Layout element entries
──────────

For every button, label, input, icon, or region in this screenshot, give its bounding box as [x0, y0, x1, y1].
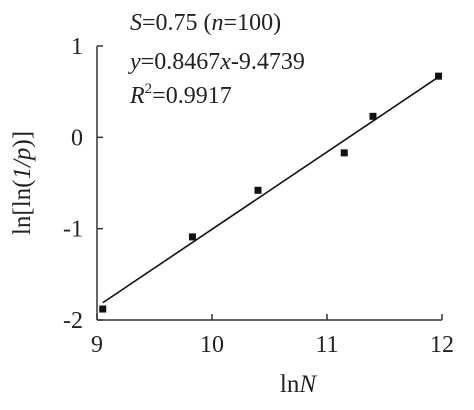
annotation-equation: y=0.8467x-9.4739	[128, 49, 305, 75]
y-tick-label-neg1: -1	[63, 217, 83, 243]
data-points	[99, 72, 443, 313]
x-tick-label-9: 9	[91, 332, 103, 358]
data-point	[369, 112, 377, 120]
data-point	[340, 149, 348, 157]
annotation-r-squared: R2=0.9917	[129, 81, 232, 109]
x-tick-labels: 9 10 11 12	[91, 332, 454, 358]
x-tick-label-11: 11	[315, 332, 338, 358]
ticks	[96, 45, 443, 321]
x-tick-label-10: 10	[200, 332, 224, 358]
y-tick-label-1: 1	[71, 34, 83, 60]
annotation: S=0.75 (n=100) y=0.8467x-9.4739 R2=0.991…	[128, 10, 305, 109]
data-point	[99, 305, 107, 313]
x-tick-label-12: 12	[430, 332, 454, 358]
y-tick-labels: 1 0 -1 -2	[63, 34, 83, 334]
y-axis-title: ln[ln(1/p)]	[9, 131, 36, 235]
y-tick-label-neg2: -2	[63, 308, 83, 334]
data-point	[188, 233, 196, 241]
x-axis-title: lnN	[280, 371, 317, 398]
data-point	[435, 72, 443, 80]
annotation-sample-size: S=0.75 (n=100)	[130, 10, 281, 36]
regression-line	[102, 76, 439, 304]
y-tick-label-0: 0	[71, 125, 83, 151]
data-point	[254, 186, 262, 194]
axes	[96, 46, 442, 321]
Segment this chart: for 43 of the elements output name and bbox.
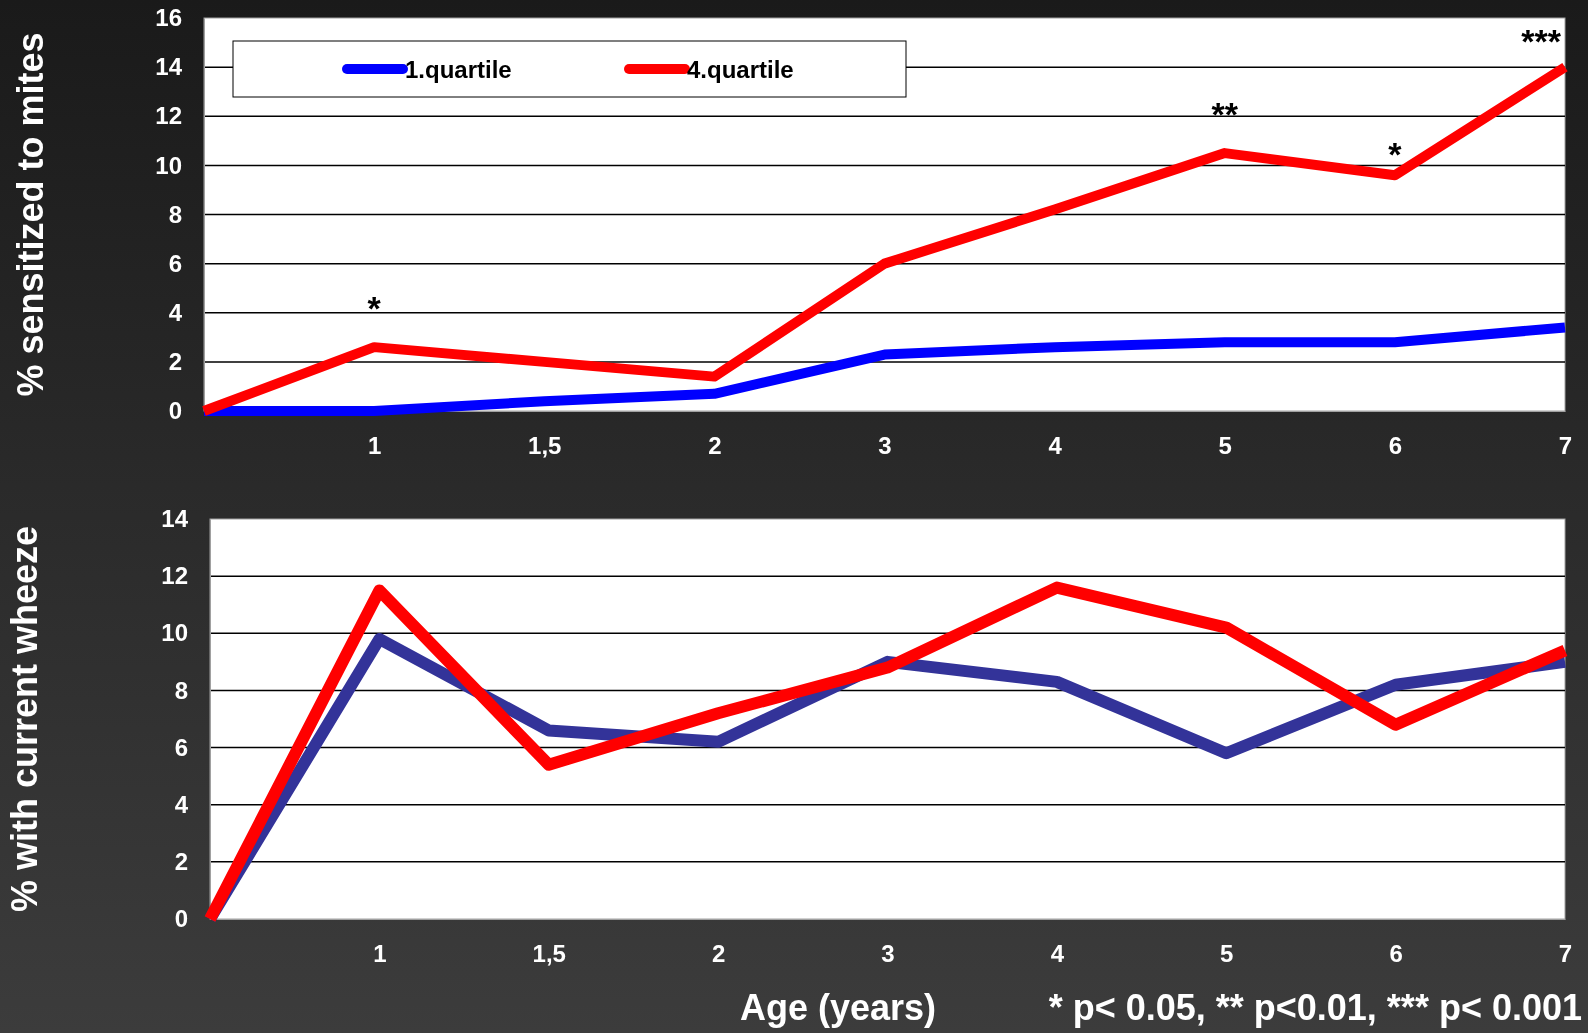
y-tick-label: 6 <box>168 249 182 277</box>
x-tick-label: 1,5 <box>528 432 562 460</box>
y-tick-label: 8 <box>168 200 182 228</box>
y-tick-label: 10 <box>161 619 188 647</box>
x-tick-label: 5 <box>1218 432 1232 460</box>
x-tick-label: 6 <box>1388 432 1403 460</box>
y-tick-label: 6 <box>174 733 188 761</box>
y-tick-label: 14 <box>155 53 183 81</box>
annotation: * <box>1388 134 1403 173</box>
x-axis-title: Age (years) <box>739 987 937 1028</box>
y-tick-label: 12 <box>161 562 188 590</box>
x-tick-label: 1 <box>367 432 382 460</box>
y-tick-label: 0 <box>174 905 188 933</box>
x-tick-label: 2 <box>708 432 722 460</box>
x-tick-label: 2 <box>711 940 726 968</box>
y-tick-label: 16 <box>155 4 182 32</box>
y-tick-label: 8 <box>174 676 188 704</box>
x-tick-label: 5 <box>1220 940 1234 968</box>
legend-label: 4.quartile <box>687 55 794 83</box>
legend-label: 1.quartile <box>405 55 512 83</box>
y-tick-label: 10 <box>155 151 182 179</box>
x-tick-label: 7 <box>1558 432 1573 460</box>
x-tick-label: 6 <box>1389 940 1403 968</box>
annotation: * <box>367 288 382 327</box>
y-tick-label: 2 <box>168 348 182 376</box>
x-tick-label: 7 <box>1558 940 1573 968</box>
x-tick-label: 1,5 <box>532 940 566 968</box>
y-tick-label: 4 <box>174 790 189 818</box>
y-axis-title: % sensitized to mites <box>9 32 51 397</box>
y-tick-label: 14 <box>161 505 189 533</box>
x-tick-label: 4 <box>1050 940 1065 968</box>
y-tick-label: 4 <box>168 298 183 326</box>
x-tick-label: 3 <box>881 940 895 968</box>
y-tick-label: 12 <box>155 102 182 130</box>
y-tick-label: 0 <box>168 397 182 425</box>
y-axis-title: % with current wheeze <box>3 525 45 913</box>
x-tick-label: 4 <box>1048 432 1063 460</box>
x-tick-label: 3 <box>878 432 892 460</box>
y-tick-label: 2 <box>174 848 188 876</box>
annotation: ** <box>1211 94 1239 133</box>
x-tick-label: 1 <box>373 940 387 968</box>
text: * p< 0.05, ** p<0.01, *** p< 0.001 <box>1048 987 1582 1028</box>
annotation: *** <box>1521 21 1562 60</box>
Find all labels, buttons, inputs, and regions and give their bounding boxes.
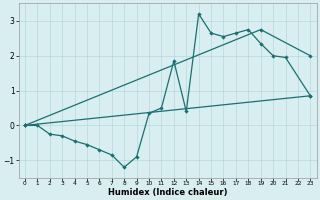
X-axis label: Humidex (Indice chaleur): Humidex (Indice chaleur): [108, 188, 228, 197]
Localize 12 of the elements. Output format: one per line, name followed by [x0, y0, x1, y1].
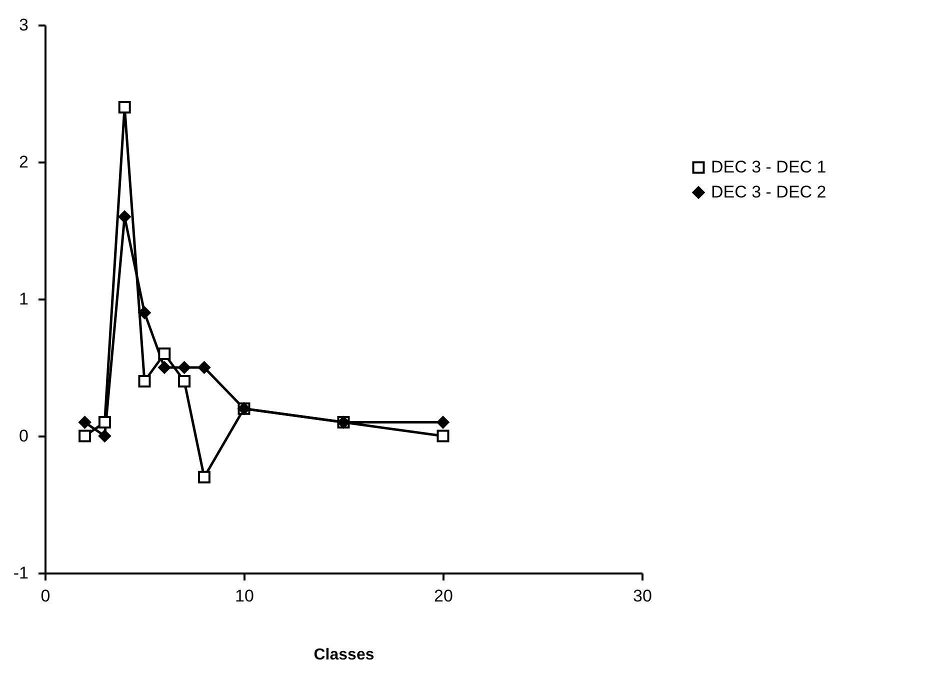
x-axis-title: Classes	[314, 646, 374, 664]
y-tick-label: 2	[19, 152, 28, 172]
y-tick-label: 3	[19, 16, 28, 34]
y-tick-label: -1	[13, 564, 28, 582]
legend-label: DEC 3 - DEC 2	[711, 182, 826, 202]
y-tick-label: 1	[19, 290, 28, 308]
x-tick-label: 30	[633, 586, 652, 606]
x-tick-label: 10	[235, 586, 254, 606]
legend-label: DEC 3 - DEC 1	[711, 158, 826, 176]
y-tick-label: 0	[19, 426, 28, 446]
x-tick-label: 0	[40, 586, 50, 606]
x-tick-label: 20	[434, 586, 453, 606]
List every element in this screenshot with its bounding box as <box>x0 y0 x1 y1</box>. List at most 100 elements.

──────────

Return every line of the records above verbatim, leaving out the pictures.

SOLVED EXERCISE:
For every button, label, input, icon, or region in this screenshot, give its bounding box as [x0, y0, x1, y1].
annotation-equation: y=0.8467x-9.4739	[128, 49, 305, 75]
y-tick-label-neg1: -1	[63, 217, 83, 243]
data-points	[99, 72, 443, 313]
x-tick-label-9: 9	[91, 332, 103, 358]
data-point	[369, 112, 377, 120]
data-point	[340, 149, 348, 157]
annotation-r-squared: R2=0.9917	[129, 81, 232, 109]
x-tick-labels: 9 10 11 12	[91, 332, 454, 358]
x-tick-label-11: 11	[315, 332, 338, 358]
ticks	[96, 45, 443, 321]
x-tick-label-10: 10	[200, 332, 224, 358]
y-tick-label-1: 1	[71, 34, 83, 60]
annotation: S=0.75 (n=100) y=0.8467x-9.4739 R2=0.991…	[128, 10, 305, 109]
data-point	[99, 305, 107, 313]
x-tick-label-12: 12	[430, 332, 454, 358]
y-tick-labels: 1 0 -1 -2	[63, 34, 83, 334]
y-axis-title: ln[ln(1/p)]	[9, 131, 36, 235]
y-tick-label-neg2: -2	[63, 308, 83, 334]
data-point	[188, 233, 196, 241]
x-axis-title: lnN	[280, 371, 317, 398]
data-point	[435, 72, 443, 80]
annotation-sample-size: S=0.75 (n=100)	[130, 10, 281, 36]
regression-line	[102, 76, 439, 304]
y-tick-label-0: 0	[71, 125, 83, 151]
data-point	[254, 186, 262, 194]
axes	[96, 46, 442, 321]
Segment this chart: for 43 of the elements output name and bbox.
y-tick-label: 6 <box>168 249 182 277</box>
x-tick-label: 1,5 <box>528 432 562 460</box>
y-tick-label: 8 <box>168 200 182 228</box>
y-tick-label: 10 <box>161 619 188 647</box>
x-tick-label: 5 <box>1218 432 1232 460</box>
x-tick-label: 6 <box>1388 432 1403 460</box>
y-tick-label: 6 <box>174 733 188 761</box>
y-tick-label: 14 <box>155 53 183 81</box>
annotation: * <box>1388 134 1403 173</box>
x-axis-title: Age (years) <box>739 987 937 1028</box>
y-tick-label: 12 <box>161 562 188 590</box>
x-tick-label: 1 <box>367 432 382 460</box>
y-tick-label: 0 <box>174 905 188 933</box>
x-tick-label: 2 <box>708 432 722 460</box>
x-tick-label: 2 <box>711 940 726 968</box>
y-tick-label: 16 <box>155 4 182 32</box>
y-tick-label: 8 <box>174 676 188 704</box>
x-tick-label: 5 <box>1220 940 1234 968</box>
legend-label: 4.quartile <box>687 55 794 83</box>
legend-label: 1.quartile <box>405 55 512 83</box>
y-tick-label: 10 <box>155 151 182 179</box>
x-tick-label: 7 <box>1558 432 1573 460</box>
x-tick-label: 6 <box>1389 940 1403 968</box>
annotation: * <box>367 288 382 327</box>
y-tick-label: 2 <box>168 348 182 376</box>
x-tick-label: 7 <box>1558 940 1573 968</box>
x-tick-label: 1,5 <box>532 940 566 968</box>
y-tick-label: 4 <box>174 790 189 818</box>
y-axis-title: % sensitized to mites <box>9 32 51 397</box>
y-tick-label: 14 <box>161 505 189 533</box>
x-tick-label: 4 <box>1050 940 1065 968</box>
y-tick-label: 4 <box>168 298 183 326</box>
x-tick-label: 3 <box>881 940 895 968</box>
y-tick-label: 12 <box>155 102 182 130</box>
y-tick-label: 0 <box>168 397 182 425</box>
y-axis-title: % with current wheeze <box>3 525 45 913</box>
x-tick-label: 4 <box>1048 432 1063 460</box>
x-tick-label: 3 <box>878 432 892 460</box>
y-tick-label: 2 <box>174 848 188 876</box>
annotation: ** <box>1211 94 1239 133</box>
x-tick-label: 1 <box>373 940 387 968</box>
text: * p< 0.05, ** p<0.01, *** p< 0.001 <box>1048 987 1582 1028</box>
annotation: *** <box>1521 21 1562 60</box>
Find all labels, buttons, inputs, and regions and give their bounding boxes.
X-axis label: Humidex (Indice chaleur): Humidex (Indice chaleur): [108, 188, 228, 197]
Localize 12 of the elements. Output format: one per line, name followed by [x0, y0, x1, y1].
x-axis-title: Classes	[314, 646, 374, 664]
y-tick-label: 2	[19, 152, 28, 172]
y-tick-label: 3	[19, 16, 28, 34]
y-tick-label: -1	[13, 564, 28, 582]
legend-label: DEC 3 - DEC 2	[711, 182, 826, 202]
y-tick-label: 1	[19, 290, 28, 308]
x-tick-label: 30	[633, 586, 652, 606]
x-tick-label: 10	[235, 586, 254, 606]
legend-label: DEC 3 - DEC 1	[711, 158, 826, 176]
y-tick-label: 0	[19, 426, 28, 446]
x-tick-label: 0	[40, 586, 50, 606]
x-tick-label: 20	[434, 586, 453, 606]
List every element in this screenshot with its bounding box as <box>x0 y0 x1 y1</box>. List at most 100 elements.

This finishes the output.